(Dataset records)
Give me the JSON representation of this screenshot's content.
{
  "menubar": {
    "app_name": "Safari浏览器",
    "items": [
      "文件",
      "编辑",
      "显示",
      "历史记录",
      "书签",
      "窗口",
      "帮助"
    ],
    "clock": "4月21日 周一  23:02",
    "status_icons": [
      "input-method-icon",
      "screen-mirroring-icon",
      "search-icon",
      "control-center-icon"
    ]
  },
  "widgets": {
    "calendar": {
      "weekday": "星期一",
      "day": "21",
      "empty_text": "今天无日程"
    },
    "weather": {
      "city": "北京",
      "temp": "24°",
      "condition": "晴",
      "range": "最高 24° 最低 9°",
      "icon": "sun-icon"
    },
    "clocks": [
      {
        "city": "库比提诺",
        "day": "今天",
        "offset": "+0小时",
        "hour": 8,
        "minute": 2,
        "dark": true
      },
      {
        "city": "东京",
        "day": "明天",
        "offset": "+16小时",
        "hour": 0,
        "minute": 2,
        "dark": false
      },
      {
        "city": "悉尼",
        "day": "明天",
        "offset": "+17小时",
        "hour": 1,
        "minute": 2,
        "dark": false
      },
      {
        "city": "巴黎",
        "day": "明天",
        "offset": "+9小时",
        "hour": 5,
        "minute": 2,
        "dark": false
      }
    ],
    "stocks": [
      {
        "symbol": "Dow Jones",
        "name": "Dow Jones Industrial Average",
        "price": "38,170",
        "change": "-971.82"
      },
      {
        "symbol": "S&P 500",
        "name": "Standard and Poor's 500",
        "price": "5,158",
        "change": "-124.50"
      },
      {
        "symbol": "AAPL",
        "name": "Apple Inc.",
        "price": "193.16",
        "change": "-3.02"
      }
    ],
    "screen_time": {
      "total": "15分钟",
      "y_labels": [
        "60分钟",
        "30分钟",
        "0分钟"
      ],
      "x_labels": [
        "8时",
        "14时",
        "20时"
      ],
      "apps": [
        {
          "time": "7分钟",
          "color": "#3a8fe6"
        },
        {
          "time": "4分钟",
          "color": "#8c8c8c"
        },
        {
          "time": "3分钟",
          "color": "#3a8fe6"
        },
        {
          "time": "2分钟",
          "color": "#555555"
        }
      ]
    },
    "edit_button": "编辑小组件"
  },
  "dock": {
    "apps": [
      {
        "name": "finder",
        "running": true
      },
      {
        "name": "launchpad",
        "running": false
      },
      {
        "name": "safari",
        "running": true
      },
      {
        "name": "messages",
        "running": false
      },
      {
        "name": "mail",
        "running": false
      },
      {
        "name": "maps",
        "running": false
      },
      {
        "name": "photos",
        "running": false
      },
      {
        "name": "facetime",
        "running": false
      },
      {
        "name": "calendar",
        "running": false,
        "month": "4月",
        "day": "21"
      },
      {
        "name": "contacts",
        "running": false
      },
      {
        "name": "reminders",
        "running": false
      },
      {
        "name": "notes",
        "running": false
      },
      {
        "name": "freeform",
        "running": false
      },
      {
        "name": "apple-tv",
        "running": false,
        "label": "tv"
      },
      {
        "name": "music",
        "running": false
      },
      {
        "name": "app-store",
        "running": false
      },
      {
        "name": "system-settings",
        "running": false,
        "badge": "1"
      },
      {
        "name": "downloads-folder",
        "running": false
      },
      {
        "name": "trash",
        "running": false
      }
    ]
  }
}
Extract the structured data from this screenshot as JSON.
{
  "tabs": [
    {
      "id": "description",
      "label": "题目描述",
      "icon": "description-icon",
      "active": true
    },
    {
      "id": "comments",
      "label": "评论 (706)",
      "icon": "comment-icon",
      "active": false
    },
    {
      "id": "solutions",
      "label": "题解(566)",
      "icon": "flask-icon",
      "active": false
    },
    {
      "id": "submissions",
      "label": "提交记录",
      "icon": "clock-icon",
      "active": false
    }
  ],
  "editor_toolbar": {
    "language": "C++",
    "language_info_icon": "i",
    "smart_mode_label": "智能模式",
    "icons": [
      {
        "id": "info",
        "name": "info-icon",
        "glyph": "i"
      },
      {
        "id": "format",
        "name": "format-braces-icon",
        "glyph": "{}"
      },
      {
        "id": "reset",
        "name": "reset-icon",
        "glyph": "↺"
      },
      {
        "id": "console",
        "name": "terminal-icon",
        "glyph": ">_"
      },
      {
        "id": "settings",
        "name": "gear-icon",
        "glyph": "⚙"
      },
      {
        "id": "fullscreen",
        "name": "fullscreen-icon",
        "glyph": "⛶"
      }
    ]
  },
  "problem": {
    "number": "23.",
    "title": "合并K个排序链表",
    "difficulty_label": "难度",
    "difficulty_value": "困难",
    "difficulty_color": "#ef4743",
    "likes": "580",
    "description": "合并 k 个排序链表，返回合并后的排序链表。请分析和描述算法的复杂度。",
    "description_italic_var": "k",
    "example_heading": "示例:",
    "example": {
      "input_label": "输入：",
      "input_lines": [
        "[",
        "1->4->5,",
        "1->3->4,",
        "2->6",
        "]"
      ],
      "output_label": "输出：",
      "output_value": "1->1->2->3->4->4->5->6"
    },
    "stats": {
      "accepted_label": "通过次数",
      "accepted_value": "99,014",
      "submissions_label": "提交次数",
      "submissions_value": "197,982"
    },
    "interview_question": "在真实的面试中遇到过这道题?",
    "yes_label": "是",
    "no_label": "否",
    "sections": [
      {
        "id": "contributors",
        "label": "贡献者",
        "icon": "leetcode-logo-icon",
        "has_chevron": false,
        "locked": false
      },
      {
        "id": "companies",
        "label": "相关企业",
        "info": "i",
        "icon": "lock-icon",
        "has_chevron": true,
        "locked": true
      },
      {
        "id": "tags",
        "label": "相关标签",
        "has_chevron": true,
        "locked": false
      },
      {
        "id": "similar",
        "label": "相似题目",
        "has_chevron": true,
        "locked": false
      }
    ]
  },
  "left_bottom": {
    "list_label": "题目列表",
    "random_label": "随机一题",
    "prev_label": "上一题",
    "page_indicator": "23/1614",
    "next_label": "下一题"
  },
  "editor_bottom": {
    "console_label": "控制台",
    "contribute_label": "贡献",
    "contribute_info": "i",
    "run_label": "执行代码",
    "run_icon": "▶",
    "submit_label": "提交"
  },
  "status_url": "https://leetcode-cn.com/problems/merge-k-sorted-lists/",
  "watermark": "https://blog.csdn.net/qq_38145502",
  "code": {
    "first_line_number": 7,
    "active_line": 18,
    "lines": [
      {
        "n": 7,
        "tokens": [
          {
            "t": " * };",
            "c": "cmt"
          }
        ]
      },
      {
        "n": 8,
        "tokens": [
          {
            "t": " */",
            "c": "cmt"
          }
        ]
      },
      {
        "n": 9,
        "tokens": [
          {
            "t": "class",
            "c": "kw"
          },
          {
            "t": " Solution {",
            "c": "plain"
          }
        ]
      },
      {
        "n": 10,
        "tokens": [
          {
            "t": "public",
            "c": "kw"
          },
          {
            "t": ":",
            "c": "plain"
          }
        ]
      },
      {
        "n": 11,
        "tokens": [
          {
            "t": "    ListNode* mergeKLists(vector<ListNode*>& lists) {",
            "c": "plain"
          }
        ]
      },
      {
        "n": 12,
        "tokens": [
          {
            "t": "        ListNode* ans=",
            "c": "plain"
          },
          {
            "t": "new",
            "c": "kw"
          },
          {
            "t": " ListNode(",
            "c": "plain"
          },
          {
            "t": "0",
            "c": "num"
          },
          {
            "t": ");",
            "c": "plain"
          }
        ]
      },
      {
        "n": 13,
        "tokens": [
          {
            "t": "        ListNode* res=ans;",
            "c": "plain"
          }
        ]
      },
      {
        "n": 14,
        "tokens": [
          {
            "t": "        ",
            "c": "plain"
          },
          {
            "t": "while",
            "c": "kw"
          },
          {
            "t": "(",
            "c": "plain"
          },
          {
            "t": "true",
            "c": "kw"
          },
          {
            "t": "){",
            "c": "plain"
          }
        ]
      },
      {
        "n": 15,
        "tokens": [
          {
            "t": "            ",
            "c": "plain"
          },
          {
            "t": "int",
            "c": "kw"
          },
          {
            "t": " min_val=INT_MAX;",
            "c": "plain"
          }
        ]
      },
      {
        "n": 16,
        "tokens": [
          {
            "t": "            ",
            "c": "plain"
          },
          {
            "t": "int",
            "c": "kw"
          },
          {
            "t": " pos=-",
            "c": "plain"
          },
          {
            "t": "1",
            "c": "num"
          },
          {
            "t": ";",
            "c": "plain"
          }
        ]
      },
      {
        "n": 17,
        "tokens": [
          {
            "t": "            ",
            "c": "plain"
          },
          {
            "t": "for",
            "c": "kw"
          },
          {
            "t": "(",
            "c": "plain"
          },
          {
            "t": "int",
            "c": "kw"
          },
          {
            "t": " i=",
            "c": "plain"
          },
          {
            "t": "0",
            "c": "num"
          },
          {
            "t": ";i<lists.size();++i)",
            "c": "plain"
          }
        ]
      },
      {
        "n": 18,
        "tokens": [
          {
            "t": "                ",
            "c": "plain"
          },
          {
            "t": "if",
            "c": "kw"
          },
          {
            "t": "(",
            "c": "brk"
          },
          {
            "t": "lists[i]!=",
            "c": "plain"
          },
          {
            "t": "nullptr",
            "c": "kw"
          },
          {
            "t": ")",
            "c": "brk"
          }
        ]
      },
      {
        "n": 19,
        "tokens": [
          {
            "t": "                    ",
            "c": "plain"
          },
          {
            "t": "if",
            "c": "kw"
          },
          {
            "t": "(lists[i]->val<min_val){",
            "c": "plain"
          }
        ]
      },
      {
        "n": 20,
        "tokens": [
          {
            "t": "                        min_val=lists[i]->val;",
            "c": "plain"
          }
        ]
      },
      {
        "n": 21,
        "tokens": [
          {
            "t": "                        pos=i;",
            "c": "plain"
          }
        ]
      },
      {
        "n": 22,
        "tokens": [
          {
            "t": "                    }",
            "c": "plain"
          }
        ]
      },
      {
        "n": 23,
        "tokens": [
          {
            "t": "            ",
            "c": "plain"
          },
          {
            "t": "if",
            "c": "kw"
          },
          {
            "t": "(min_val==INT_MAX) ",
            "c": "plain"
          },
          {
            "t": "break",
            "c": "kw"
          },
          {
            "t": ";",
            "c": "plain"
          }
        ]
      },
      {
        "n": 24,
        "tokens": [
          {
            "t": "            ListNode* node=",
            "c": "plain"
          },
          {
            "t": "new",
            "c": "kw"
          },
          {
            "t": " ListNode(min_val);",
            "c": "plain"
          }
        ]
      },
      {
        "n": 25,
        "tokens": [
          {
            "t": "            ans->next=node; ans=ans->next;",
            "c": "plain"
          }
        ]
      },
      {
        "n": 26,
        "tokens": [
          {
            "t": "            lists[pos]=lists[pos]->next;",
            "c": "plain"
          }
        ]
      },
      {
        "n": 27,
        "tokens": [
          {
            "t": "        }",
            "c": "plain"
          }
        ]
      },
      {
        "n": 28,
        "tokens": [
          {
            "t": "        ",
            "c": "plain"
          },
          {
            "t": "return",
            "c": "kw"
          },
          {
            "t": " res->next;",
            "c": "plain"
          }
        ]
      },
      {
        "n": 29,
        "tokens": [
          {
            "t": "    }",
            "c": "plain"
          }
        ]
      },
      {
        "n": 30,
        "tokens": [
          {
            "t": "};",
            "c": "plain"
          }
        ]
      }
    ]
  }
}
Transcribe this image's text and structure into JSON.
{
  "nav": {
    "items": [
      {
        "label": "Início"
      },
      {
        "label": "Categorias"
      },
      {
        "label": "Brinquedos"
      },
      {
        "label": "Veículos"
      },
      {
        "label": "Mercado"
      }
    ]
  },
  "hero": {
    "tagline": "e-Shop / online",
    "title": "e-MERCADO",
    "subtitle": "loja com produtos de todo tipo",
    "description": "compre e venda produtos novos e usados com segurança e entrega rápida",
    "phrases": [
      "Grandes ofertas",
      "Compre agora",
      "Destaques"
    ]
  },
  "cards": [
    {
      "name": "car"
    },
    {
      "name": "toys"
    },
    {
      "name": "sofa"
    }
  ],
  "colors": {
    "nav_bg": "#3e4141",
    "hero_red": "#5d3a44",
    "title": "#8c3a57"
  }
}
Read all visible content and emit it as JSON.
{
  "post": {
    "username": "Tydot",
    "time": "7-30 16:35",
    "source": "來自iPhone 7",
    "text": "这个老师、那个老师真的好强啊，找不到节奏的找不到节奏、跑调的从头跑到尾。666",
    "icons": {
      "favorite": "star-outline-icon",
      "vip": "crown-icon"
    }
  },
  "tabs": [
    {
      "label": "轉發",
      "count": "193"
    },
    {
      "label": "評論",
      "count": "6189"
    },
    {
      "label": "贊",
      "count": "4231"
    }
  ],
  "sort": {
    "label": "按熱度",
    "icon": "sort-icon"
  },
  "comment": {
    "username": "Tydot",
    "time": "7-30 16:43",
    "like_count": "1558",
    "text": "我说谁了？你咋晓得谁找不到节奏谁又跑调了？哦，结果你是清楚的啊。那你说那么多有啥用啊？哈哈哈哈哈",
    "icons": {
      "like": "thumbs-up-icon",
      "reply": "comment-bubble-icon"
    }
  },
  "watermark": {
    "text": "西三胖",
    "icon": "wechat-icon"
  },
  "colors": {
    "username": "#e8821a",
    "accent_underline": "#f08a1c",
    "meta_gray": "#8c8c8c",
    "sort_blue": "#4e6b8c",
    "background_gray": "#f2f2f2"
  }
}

§ What to produce: Look through the records and gather every line containing "JSON".

§ Task response:
Give me the JSON representation of this screenshot's content.
Extract the structured data from this screenshot as JSON.
Transcribe this image's text and structure into JSON.
Read all visible content and emit it as JSON.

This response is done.